Task inputs:
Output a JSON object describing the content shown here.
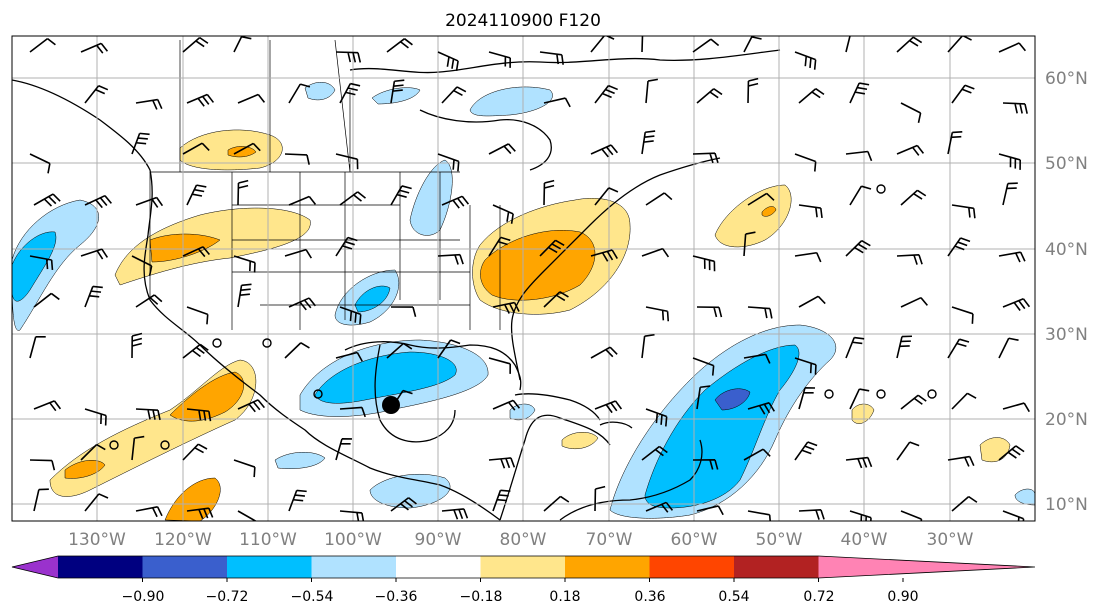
{
  "title": "2024110900 F120",
  "lat_labels": [
    "60°N",
    "50°N",
    "40°N",
    "30°N",
    "20°N",
    "10°N"
  ],
  "lon_labels": [
    "130°W",
    "120°W",
    "110°W",
    "100°W",
    "90°W",
    "80°W",
    "70°W",
    "60°W",
    "50°W",
    "40°W",
    "30°W"
  ],
  "colorbar": {
    "ticks": [
      "−0.90",
      "−0.72",
      "−0.54",
      "−0.36",
      "−0.18",
      "0.18",
      "0.36",
      "0.54",
      "0.72",
      "0.90"
    ],
    "colors": [
      "#9a32cd",
      "#000080",
      "#3a5fcd",
      "#00bfff",
      "#b0e2ff",
      "#ffffff",
      "#ffe68c",
      "#ffa500",
      "#ff4500",
      "#b22222",
      "#ff83b4"
    ]
  },
  "colors": {
    "gridline": "#b0b0b0",
    "coast": "#000000",
    "axis_label": "#808080"
  }
}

Exercise objective: Every record above must be given again exactly; drop the pictures.

Solution for this problem:
Output a JSON object describing the content shown here.
{
  "title": "2024110900 F120",
  "lat_labels": [
    "60°N",
    "50°N",
    "40°N",
    "30°N",
    "20°N",
    "10°N"
  ],
  "lon_labels": [
    "130°W",
    "120°W",
    "110°W",
    "100°W",
    "90°W",
    "80°W",
    "70°W",
    "60°W",
    "50°W",
    "40°W",
    "30°W"
  ],
  "colorbar": {
    "ticks": [
      "−0.90",
      "−0.72",
      "−0.54",
      "−0.36",
      "−0.18",
      "0.18",
      "0.36",
      "0.54",
      "0.72",
      "0.90"
    ],
    "colors": [
      "#9a32cd",
      "#000080",
      "#3a5fcd",
      "#00bfff",
      "#b0e2ff",
      "#ffffff",
      "#ffe68c",
      "#ffa500",
      "#ff4500",
      "#b22222",
      "#ff83b4"
    ]
  },
  "colors": {
    "gridline": "#b0b0b0",
    "coast": "#000000",
    "axis_label": "#808080"
  }
}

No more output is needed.